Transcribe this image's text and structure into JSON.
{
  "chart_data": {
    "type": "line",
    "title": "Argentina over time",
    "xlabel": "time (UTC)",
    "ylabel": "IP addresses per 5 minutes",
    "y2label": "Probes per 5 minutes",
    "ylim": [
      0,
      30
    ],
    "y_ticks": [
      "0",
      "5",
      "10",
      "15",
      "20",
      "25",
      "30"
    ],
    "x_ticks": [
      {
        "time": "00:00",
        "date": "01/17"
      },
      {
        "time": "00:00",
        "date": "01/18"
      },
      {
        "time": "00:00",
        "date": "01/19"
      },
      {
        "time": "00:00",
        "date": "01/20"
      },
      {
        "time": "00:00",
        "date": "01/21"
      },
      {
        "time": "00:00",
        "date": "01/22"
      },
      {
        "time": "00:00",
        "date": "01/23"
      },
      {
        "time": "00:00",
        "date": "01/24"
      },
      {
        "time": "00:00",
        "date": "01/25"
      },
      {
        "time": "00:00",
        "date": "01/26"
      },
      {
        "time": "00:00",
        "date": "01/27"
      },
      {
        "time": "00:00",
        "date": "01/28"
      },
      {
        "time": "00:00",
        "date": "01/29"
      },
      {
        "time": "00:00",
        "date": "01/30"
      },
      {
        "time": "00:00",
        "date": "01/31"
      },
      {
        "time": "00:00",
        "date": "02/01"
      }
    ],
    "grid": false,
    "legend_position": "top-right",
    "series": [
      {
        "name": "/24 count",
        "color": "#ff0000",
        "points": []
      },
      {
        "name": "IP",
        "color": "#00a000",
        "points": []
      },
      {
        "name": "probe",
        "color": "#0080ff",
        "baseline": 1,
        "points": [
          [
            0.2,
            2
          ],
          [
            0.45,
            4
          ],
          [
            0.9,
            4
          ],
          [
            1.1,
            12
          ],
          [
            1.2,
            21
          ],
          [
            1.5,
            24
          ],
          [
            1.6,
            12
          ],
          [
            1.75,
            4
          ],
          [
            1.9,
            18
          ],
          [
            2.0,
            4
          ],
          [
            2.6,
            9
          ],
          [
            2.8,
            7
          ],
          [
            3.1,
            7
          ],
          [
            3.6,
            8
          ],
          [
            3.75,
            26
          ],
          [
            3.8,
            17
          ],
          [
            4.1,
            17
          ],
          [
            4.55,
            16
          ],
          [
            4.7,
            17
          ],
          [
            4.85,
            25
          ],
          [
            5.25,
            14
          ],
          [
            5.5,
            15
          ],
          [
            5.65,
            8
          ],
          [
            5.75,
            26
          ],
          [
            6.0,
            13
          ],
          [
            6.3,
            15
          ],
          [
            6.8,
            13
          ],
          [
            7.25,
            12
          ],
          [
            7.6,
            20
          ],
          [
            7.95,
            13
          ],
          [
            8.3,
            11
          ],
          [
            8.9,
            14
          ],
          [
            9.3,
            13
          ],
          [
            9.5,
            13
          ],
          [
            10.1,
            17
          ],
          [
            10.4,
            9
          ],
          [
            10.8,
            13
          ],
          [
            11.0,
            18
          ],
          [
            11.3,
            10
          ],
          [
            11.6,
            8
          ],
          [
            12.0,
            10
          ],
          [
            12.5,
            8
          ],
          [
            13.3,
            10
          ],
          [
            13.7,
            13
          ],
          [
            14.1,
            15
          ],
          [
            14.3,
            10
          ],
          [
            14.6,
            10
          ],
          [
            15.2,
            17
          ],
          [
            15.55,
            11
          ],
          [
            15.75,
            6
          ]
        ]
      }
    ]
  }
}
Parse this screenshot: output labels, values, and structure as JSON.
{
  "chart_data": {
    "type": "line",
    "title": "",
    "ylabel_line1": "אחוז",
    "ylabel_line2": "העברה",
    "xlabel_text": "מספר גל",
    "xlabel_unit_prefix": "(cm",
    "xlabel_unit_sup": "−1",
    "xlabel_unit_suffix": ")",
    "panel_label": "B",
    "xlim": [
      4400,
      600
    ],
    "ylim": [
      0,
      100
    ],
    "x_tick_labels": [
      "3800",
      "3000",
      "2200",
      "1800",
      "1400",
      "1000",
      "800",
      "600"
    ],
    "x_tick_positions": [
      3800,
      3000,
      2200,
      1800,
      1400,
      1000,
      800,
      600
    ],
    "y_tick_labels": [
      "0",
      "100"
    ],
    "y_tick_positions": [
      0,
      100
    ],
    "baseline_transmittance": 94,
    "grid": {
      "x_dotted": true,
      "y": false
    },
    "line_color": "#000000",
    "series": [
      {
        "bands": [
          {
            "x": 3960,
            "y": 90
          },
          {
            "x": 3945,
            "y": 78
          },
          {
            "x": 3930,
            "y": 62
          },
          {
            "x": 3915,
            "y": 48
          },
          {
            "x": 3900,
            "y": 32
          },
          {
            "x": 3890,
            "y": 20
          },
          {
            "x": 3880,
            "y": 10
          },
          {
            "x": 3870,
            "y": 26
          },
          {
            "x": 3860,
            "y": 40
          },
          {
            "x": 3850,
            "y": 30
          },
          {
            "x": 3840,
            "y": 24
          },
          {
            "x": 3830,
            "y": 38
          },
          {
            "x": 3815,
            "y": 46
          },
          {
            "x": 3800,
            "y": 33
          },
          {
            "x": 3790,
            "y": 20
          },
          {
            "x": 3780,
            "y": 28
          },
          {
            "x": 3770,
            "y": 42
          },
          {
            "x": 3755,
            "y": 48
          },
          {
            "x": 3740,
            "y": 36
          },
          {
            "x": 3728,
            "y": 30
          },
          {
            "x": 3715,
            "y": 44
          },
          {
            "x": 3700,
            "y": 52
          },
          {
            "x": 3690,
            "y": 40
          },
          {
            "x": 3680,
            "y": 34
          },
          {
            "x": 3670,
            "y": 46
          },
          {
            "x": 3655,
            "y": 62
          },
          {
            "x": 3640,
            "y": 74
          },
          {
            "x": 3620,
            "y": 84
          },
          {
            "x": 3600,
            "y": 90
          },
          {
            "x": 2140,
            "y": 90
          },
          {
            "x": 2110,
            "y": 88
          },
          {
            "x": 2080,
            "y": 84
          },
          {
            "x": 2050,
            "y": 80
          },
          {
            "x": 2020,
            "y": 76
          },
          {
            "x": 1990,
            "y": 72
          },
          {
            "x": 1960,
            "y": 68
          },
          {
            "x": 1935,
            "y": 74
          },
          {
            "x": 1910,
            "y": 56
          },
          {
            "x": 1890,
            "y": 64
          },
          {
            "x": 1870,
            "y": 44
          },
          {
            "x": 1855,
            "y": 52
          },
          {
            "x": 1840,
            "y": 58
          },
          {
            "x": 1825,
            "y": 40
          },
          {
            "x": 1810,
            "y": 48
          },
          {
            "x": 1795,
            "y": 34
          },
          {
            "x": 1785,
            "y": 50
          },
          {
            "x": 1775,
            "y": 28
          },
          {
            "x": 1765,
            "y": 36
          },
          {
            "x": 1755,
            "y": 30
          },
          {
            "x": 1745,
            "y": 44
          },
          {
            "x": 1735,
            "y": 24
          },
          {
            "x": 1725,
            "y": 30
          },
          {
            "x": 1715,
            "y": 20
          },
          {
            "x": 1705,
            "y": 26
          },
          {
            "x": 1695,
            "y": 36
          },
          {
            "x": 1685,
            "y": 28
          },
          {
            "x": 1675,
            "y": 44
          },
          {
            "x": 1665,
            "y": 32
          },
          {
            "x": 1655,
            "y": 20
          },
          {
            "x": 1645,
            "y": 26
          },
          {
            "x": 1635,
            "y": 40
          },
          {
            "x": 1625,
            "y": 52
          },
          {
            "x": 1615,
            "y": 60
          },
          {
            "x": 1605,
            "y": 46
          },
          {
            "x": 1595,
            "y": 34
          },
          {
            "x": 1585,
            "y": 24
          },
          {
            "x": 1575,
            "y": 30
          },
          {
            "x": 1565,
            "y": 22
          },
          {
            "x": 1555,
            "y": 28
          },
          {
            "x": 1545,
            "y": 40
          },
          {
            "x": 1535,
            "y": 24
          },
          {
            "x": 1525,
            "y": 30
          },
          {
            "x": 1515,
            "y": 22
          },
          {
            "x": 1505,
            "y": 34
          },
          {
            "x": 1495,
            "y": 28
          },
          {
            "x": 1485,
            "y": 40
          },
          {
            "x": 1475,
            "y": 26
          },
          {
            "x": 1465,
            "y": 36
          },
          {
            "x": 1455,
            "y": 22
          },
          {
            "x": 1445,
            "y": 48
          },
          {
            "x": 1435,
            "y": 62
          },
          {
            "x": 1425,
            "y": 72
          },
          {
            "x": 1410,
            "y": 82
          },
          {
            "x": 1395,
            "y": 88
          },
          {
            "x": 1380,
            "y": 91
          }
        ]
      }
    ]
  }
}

[What to do] Where a line of the material above holds the string "structure", copy that line.

[Finished task]
Transcribe this image's text and structure into JSON.
Parse this screenshot: output labels, values, and structure as JSON.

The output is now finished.